» Problem statement
Write out the entries again exactly as they are given.

» Provided records
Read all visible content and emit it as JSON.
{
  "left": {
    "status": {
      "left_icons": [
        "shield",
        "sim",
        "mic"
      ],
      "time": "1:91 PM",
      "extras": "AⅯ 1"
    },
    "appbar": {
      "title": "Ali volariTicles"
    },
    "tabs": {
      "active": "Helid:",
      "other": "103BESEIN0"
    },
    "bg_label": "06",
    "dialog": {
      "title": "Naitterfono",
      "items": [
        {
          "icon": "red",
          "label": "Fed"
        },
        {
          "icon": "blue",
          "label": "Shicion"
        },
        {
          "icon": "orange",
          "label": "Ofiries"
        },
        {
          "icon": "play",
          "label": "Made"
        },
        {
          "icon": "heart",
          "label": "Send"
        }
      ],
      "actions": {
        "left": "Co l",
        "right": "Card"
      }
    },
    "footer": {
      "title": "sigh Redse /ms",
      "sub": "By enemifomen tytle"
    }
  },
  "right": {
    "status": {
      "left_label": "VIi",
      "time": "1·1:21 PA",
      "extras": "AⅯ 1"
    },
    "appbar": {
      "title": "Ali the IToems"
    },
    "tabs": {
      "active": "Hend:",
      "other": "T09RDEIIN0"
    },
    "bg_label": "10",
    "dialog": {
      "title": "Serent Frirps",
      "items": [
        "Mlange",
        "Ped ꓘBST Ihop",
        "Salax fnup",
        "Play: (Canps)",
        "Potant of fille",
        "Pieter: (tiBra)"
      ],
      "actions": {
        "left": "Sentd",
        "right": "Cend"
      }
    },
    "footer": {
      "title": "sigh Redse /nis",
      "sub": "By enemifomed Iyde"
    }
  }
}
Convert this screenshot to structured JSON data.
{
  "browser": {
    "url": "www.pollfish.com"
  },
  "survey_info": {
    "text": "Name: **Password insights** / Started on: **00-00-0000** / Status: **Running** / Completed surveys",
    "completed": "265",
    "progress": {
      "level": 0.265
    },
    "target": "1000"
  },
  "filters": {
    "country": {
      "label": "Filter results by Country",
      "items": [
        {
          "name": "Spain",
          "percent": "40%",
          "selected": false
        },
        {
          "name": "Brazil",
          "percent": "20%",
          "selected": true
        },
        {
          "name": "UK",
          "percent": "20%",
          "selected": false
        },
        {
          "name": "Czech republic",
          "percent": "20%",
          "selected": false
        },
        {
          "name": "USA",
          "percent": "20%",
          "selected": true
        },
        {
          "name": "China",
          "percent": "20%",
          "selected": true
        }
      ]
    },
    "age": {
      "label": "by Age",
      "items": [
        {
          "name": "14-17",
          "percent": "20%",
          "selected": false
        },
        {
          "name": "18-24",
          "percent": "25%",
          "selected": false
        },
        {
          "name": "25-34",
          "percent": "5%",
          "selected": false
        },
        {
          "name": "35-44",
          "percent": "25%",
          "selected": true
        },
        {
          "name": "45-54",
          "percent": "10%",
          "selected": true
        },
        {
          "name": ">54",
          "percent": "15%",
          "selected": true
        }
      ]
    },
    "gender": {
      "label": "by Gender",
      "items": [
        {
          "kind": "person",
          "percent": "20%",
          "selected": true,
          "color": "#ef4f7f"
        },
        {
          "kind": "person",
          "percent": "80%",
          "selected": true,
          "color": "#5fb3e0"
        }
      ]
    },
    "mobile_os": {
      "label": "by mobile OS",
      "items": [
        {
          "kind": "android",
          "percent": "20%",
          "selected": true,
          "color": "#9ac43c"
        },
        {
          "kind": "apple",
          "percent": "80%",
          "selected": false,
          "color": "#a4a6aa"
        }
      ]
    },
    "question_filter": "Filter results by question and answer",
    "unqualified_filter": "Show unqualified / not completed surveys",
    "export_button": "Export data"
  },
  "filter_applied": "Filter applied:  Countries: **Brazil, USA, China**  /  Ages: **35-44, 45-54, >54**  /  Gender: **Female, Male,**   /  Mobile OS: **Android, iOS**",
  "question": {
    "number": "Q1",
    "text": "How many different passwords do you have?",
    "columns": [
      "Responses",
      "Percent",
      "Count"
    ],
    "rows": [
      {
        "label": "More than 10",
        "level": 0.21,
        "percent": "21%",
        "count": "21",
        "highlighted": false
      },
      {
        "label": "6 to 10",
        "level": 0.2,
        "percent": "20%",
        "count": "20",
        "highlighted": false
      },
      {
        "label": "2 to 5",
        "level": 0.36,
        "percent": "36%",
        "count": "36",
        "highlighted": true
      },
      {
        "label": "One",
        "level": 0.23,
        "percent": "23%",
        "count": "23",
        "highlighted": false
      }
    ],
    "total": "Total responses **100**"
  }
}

» Written reply
Read all visible content and emit it as JSON.
{
  "left": {
    "status": {
      "left_icons": [
        "shield",
        "sim",
        "mic"
      ],
      "time": "1:91 PM",
      "extras": "AⅯ 1"
    },
    "appbar": {
      "title": "Ali volariTicles"
    },
    "tabs": {
      "active": "Helid:",
      "other": "103BESEIN0"
    },
    "bg_label": "06",
    "dialog": {
      "title": "Naitterfono",
      "items": [
        {
          "icon": "red",
          "label": "Fed"
        },
        {
          "icon": "blue",
          "label": "Shicion"
        },
        {
          "icon": "orange",
          "label": "Ofiries"
        },
        {
          "icon": "play",
          "label": "Made"
        },
        {
          "icon": "heart",
          "label": "Send"
        }
      ],
      "actions": {
        "left": "Co l",
        "right": "Card"
      }
    },
    "footer": {
      "title": "sigh Redse /ms",
      "sub": "By enemifomen tytle"
    }
  },
  "right": {
    "status": {
      "left_label": "VIi",
      "time": "1·1:21 PA",
      "extras": "AⅯ 1"
    },
    "appbar": {
      "title": "Ali the IToems"
    },
    "tabs": {
      "active": "Hend:",
      "other": "T09RDEIIN0"
    },
    "bg_label": "10",
    "dialog": {
      "title": "Serent Frirps",
      "items": [
        "Mlange",
        "Ped ꓘBST Ihop",
        "Salax fnup",
        "Play: (Canps)",
        "Potant of fille",
        "Pieter: (tiBra)"
      ],
      "actions": {
        "left": "Sentd",
        "right": "Cend"
      }
    },
    "footer": {
      "title": "sigh Redse /nis",
      "sub": "By enemifomed Iyde"
    }
  }
}
Convert this screenshot to structured JSON data.
{
  "browser": {
    "url": "www.pollfish.com"
  },
  "survey_info": {
    "text": "Name: **Password insights** / Started on: **00-00-0000** / Status: **Running** / Completed surveys",
    "completed": "265",
    "progress": {
      "level": 0.265
    },
    "target": "1000"
  },
  "filters": {
    "country": {
      "label": "Filter results by Country",
      "items": [
        {
          "name": "Spain",
          "percent": "40%",
          "selected": false
        },
        {
          "name": "Brazil",
          "percent": "20%",
          "selected": true
        },
        {
          "name": "UK",
          "percent": "20%",
          "selected": false
        },
        {
          "name": "Czech republic",
          "percent": "20%",
          "selected": false
        },
        {
          "name": "USA",
          "percent": "20%",
          "selected": true
        },
        {
          "name": "China",
          "percent": "20%",
          "selected": true
        }
      ]
    },
    "age": {
      "label": "by Age",
      "items": [
        {
          "name": "14-17",
          "percent": "20%",
          "selected": false
        },
        {
          "name": "18-24",
          "percent": "25%",
          "selected": false
        },
        {
          "name": "25-34",
          "percent": "5%",
          "selected": false
        },
        {
          "name": "35-44",
          "percent": "25%",
          "selected": true
        },
        {
          "name": "45-54",
          "percent": "10%",
          "selected": true
        },
        {
          "name": ">54",
          "percent": "15%",
          "selected": true
        }
      ]
    },
    "gender": {
      "label": "by Gender",
      "items": [
        {
          "kind": "person",
          "percent": "20%",
          "selected": true,
          "color": "#ef4f7f"
        },
        {
          "kind": "person",
          "percent": "80%",
          "selected": true,
          "color": "#5fb3e0"
        }
      ]
    },
    "mobile_os": {
      "label": "by mobile OS",
      "items": [
        {
          "kind": "android",
          "percent": "20%",
          "selected": true,
          "color": "#9ac43c"
        },
        {
          "kind": "apple",
          "percent": "80%",
          "selected": false,
          "color": "#a4a6aa"
        }
      ]
    },
    "question_filter": "Filter results by question and answer",
    "unqualified_filter": "Show unqualified / not completed surveys",
    "export_button": "Export data"
  },
  "filter_applied": "Filter applied:  Countries: **Brazil, USA, China**  /  Ages: **35-44, 45-54, >54**  /  Gender: **Female, Male,**   /  Mobile OS: **Android, iOS**",
  "question": {
    "number": "Q1",
    "text": "How many different passwords do you have?",
    "columns": [
      "Responses",
      "Percent",
      "Count"
    ],
    "rows": [
      {
        "label": "More than 10",
        "level": 0.21,
        "percent": "21%",
        "count": "21",
        "highlighted": false
      },
      {
        "label": "6 to 10",
        "level": 0.2,
        "percent": "20%",
        "count": "20",
        "highlighted": false
      },
      {
        "label": "2 to 5",
        "level": 0.36,
        "percent": "36%",
        "count": "36",
        "highlighted": true
      },
      {
        "label": "One",
        "level": 0.23,
        "percent": "23%",
        "count": "23",
        "highlighted": false
      }
    ],
    "total": "Total responses **100**"
  }
}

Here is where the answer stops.